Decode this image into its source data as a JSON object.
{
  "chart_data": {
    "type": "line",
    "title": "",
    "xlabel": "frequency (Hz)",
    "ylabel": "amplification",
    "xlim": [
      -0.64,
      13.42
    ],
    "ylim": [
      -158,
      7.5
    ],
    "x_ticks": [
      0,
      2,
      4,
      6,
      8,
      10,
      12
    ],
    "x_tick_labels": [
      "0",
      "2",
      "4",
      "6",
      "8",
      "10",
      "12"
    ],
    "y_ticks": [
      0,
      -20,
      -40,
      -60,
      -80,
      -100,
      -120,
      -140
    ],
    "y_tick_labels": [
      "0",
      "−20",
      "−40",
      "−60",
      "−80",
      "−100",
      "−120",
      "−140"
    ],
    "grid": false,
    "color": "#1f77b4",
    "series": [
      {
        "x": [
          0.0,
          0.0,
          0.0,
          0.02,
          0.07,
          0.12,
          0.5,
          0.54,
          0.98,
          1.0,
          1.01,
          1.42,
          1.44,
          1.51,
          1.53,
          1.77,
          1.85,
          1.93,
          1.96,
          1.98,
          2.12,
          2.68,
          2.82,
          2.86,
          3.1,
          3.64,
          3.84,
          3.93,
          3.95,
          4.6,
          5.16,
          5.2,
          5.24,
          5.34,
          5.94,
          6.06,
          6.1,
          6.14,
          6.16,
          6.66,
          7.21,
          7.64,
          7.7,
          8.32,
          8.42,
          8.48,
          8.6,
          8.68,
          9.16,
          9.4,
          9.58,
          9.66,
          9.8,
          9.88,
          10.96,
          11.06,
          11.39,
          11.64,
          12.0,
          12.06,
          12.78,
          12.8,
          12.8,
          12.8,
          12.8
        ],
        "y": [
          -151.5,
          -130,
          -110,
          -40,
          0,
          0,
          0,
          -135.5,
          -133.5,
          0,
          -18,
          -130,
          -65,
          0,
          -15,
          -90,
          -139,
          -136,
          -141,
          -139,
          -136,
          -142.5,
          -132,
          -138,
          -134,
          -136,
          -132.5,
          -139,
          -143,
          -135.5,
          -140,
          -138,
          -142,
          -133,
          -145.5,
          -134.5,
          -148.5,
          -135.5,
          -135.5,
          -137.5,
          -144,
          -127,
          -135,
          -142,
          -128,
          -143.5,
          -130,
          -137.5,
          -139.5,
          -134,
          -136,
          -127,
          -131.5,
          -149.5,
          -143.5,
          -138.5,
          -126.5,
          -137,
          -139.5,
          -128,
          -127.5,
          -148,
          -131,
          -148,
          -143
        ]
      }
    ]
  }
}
※
Quote all of the entries verbatim.

Decode this image into its source data as a JSON object.
{
  "chart_data": {
    "type": "line",
    "title": "",
    "xlabel": "frequency (Hz)",
    "ylabel": "amplification",
    "xlim": [
      -0.64,
      13.42
    ],
    "ylim": [
      -158,
      7.5
    ],
    "x_ticks": [
      0,
      2,
      4,
      6,
      8,
      10,
      12
    ],
    "x_tick_labels": [
      "0",
      "2",
      "4",
      "6",
      "8",
      "10",
      "12"
    ],
    "y_ticks": [
      0,
      -20,
      -40,
      -60,
      -80,
      -100,
      -120,
      -140
    ],
    "y_tick_labels": [
      "0",
      "−20",
      "−40",
      "−60",
      "−80",
      "−100",
      "−120",
      "−140"
    ],
    "grid": false,
    "color": "#1f77b4",
    "series": [
      {
        "x": [
          0.0,
          0.0,
          0.0,
          0.02,
          0.07,
          0.12,
          0.5,
          0.54,
          0.98,
          1.0,
          1.01,
          1.42,
          1.44,
          1.51,
          1.53,
          1.77,
          1.85,
          1.93,
          1.96,
          1.98,
          2.12,
          2.68,
          2.82,
          2.86,
          3.1,
          3.64,
          3.84,
          3.93,
          3.95,
          4.6,
          5.16,
          5.2,
          5.24,
          5.34,
          5.94,
          6.06,
          6.1,
          6.14,
          6.16,
          6.66,
          7.21,
          7.64,
          7.7,
          8.32,
          8.42,
          8.48,
          8.6,
          8.68,
          9.16,
          9.4,
          9.58,
          9.66,
          9.8,
          9.88,
          10.96,
          11.06,
          11.39,
          11.64,
          12.0,
          12.06,
          12.78,
          12.8,
          12.8,
          12.8,
          12.8
        ],
        "y": [
          -151.5,
          -130,
          -110,
          -40,
          0,
          0,
          0,
          -135.5,
          -133.5,
          0,
          -18,
          -130,
          -65,
          0,
          -15,
          -90,
          -139,
          -136,
          -141,
          -139,
          -136,
          -142.5,
          -132,
          -138,
          -134,
          -136,
          -132.5,
          -139,
          -143,
          -135.5,
          -140,
          -138,
          -142,
          -133,
          -145.5,
          -134.5,
          -148.5,
          -135.5,
          -135.5,
          -137.5,
          -144,
          -127,
          -135,
          -142,
          -128,
          -143.5,
          -130,
          -137.5,
          -139.5,
          -134,
          -136,
          -127,
          -131.5,
          -149.5,
          -143.5,
          -138.5,
          -126.5,
          -137,
          -139.5,
          -128,
          -127.5,
          -148,
          -131,
          -148,
          -143
        ]
      }
    ]
  }
}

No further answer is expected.